------ Teks Bacaan

Minggu, 28/04/2024 11:12 WIB

Curhat Guru Penggerak: Dulu Siswa Pasif, Kini Aktif

Trias mendapatkan banyak metode baru untuk membuat suasana pembelajaran menjadi lebih hidup.

Guru Penggerak SMA YPK Diaspora, Trias Agata Roni (Foto: Muti/Jurnas.com)

Jayapura, Jurnas.com - Menyiapkan gim dan aneka permainan menarik sebelum masuk kelas, menjadi rutinitas baru bagi Trias Agata Roni. Bagi guru Penggerak di SMA YPK Diaspora, Kotaraja, Jayapura ini, membangkitkan semangat peserta didik di awal pembelajaran menjadi sebuah keharusan.

Ilmu baru ini didapatkan oleh perempuan 32 tahun tersebut setelah mengikuti program Guru Penggerak, yang diluncurkan oleh Kementerian Pendidikan, Kebudayaan, Riset, dan Teknologi (Kemdikbudristek). Dan, respons yang ditunjukkan oleh siswa pun berbeda.

Trias menceritakan, dulu dia dikenal sebagai guru yang galak. Setiap kali masuk kelas, guru Bahasa Inggris ini menerapkan pembelajaran satu arah. Keterlibatan peserta didik sangat minim. Bahkan, siswa lebih sering pasif di kelas.

"Dulu kalau masuk kelas, langsung menjelaskan. Kalau ada tugas tidak dikumpul, saya pasti marah. Saya rasa dan anak-anak rasa juga datar-datar saja," kata Trias yang masih berstatus guru honorer.

Pemandangan itu berubah setelah dia mengikuti program Guru Penggerak selama sembilan bulan. Trias mendapatkan banyak metode baru untuk membuat suasana pembelajaran menjadi lebih hidup.

Di antaranya, dia memulai pembelajaran dengan permainan guna menarik minat dari siswa. Permainan yang dirancang tentu masih terkait dengan materi yang akan diajarkan. Hasilnya positif, siswa menjadi ikut bersemangat mendapatkan pelajaran.

"Contohnya saya masuk ke kelas pada siang hari. Biasanya kan siang itu siswa sudah capek, apalagi ini belajar Bahasa Inggris, pasti sangat bosan sekali. Makanya, saya kasih gim. Kita buat gim bikin puisi dalam Bahasa Inggris. Atau bikin gim akronim Bahasa Inggris dari nama-nama siswa, yang mencerminkan karakter mereka," tutur Trias.

Keaktifan siswa juga terlihat saat Trias menerapkan pembelajaran berdiferensiasi di dalam kelas. Biasanya, Trias akan bertanya kepada masing-masing siswa, terkait minat dan kesukaan mereka masing-masing, sebelum memberikan materi baru. Pemetaan itu selanjutnya menjadi acuan bagi Trias saat memberikan tugas.

------------

Tugas Tertulis 1:
Tolong kutip dengan tepat bagian artikel tentang Trias Agata Roni yang dibuka dengan kata-kata berisi "Curhat Guru Penggerak: Dulu" dan ditutup dengan "siswa pun berbeda.".
Tugas Tertulis 2:
Jawab pertanyaan berikut berdasarkan artikel tentang Trias Agata Roni.
(a) Berapa usia Trias?
(b) Berapa lama Trias mengikuti program Guru Penggerak?
(c) Mata pelajaran apa yang diajarkan Trias?

------ Data Hasil Ekstraksi

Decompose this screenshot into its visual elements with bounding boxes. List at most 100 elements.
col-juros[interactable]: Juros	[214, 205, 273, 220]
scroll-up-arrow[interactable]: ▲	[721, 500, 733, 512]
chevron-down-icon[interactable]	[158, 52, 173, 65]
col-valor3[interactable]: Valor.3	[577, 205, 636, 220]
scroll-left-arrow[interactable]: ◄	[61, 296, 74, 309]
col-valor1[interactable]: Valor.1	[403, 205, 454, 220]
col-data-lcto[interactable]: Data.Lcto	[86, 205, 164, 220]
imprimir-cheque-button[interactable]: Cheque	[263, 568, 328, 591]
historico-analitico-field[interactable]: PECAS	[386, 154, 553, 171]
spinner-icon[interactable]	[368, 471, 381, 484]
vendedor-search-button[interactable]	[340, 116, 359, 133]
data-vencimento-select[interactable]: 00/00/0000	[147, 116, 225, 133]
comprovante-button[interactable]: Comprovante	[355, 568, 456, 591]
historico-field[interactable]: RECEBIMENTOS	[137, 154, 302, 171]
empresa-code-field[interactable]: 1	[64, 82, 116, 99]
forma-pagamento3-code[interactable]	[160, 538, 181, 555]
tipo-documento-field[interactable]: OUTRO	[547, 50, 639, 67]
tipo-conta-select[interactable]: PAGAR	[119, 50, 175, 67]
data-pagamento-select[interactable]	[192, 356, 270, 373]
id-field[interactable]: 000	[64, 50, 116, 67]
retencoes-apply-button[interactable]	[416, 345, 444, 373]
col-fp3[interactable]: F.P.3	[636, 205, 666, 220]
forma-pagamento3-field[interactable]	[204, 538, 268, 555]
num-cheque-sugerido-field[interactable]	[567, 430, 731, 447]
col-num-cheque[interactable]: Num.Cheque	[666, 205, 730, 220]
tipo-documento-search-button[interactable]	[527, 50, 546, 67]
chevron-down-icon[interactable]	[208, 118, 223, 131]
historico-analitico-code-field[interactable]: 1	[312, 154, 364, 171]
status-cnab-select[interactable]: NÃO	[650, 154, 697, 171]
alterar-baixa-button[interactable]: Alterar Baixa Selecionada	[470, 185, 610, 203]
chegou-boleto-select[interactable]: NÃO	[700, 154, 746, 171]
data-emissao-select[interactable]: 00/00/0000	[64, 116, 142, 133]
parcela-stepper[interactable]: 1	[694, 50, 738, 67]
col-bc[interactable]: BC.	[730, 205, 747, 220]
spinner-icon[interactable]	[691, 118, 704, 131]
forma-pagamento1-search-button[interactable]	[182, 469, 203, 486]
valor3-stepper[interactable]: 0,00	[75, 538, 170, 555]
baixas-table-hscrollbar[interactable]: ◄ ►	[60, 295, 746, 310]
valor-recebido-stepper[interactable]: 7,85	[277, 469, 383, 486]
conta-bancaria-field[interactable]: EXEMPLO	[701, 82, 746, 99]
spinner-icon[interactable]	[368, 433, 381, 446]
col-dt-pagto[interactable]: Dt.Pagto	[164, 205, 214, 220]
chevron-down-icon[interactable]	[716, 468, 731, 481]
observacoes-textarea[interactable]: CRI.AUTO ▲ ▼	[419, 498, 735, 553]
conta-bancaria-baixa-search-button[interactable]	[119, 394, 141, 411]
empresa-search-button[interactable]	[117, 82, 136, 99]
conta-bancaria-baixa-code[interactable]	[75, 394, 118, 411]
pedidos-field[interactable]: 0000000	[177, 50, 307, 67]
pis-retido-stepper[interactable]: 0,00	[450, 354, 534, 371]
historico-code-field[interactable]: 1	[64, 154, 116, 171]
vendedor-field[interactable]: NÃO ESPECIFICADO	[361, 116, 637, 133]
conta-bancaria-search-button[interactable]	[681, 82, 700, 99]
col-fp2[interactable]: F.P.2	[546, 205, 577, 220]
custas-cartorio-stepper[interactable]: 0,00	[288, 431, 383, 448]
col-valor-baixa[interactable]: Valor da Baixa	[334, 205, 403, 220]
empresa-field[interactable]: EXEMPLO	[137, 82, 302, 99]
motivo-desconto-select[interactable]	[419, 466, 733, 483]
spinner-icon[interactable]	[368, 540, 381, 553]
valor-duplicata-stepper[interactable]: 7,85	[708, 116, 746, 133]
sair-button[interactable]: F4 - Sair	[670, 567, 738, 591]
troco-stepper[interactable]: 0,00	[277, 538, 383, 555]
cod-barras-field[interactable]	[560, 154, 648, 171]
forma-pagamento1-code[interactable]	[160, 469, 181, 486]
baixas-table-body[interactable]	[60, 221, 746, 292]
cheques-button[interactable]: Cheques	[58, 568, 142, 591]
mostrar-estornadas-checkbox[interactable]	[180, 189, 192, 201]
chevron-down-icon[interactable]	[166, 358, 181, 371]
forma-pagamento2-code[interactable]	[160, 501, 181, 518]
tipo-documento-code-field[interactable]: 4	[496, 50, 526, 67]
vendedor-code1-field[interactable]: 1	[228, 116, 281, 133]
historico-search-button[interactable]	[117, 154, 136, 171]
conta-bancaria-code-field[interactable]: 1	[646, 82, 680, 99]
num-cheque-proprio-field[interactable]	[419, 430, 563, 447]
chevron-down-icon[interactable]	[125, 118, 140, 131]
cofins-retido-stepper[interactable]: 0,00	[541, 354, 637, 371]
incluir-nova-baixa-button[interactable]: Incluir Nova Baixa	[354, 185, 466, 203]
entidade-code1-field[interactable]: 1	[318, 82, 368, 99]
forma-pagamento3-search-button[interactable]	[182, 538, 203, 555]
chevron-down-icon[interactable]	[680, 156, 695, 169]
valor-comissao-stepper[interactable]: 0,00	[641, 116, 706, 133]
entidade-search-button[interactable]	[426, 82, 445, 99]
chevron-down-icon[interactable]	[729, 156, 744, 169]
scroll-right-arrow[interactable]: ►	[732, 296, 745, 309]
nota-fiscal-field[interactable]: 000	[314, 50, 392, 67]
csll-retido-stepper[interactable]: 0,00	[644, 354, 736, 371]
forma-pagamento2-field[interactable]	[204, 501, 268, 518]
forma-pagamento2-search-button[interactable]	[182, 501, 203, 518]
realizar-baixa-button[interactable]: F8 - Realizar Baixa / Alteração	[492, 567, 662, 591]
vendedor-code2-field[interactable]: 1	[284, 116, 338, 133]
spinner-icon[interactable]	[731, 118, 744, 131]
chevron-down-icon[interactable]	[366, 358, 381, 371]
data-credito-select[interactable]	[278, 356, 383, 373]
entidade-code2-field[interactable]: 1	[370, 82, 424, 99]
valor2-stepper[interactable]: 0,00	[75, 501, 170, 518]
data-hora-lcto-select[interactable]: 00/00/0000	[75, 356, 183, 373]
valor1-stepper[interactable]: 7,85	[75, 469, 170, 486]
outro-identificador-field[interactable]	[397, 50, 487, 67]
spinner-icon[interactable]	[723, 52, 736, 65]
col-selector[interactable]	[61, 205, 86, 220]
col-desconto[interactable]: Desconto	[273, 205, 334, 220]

------------

Hasil Akhir 1:
Curhat Guru Penggerak: Dulu Siswa Pasif, Kini Aktif

Trias mendapatkan banyak metode baru untuk membuat suasana pembelajaran menjadi lebih hidup.

Guru Penggerak SMA YPK Diaspora, Trias Agata Roni (Foto: Muti/Jurnas.com)

Jayapura, Jurnas.com - Menyiapkan gim dan aneka permainan menarik sebelum masuk kelas, menjadi rutinitas baru bagi Trias Agata Roni. Bagi guru Penggerak di SMA YPK Diaspora, Kotaraja, Jayapura ini, membangkitkan semangat peserta didik di awal pembelajaran menjadi sebuah keharusan.

Ilmu baru ini didapatkan oleh perempuan 32 tahun tersebut setelah mengikuti program Guru Penggerak, yang diluncurkan oleh Kementerian Pendidikan, Kebudayaan, Riset, dan Teknologi (Kemdikbudristek). Dan, respons yang ditunjukkan oleh siswa pun berbeda.

Hasil Akhir 2:
(a) 32 tahun
(b) Sembilan bulan
(c) Bahasa Inggris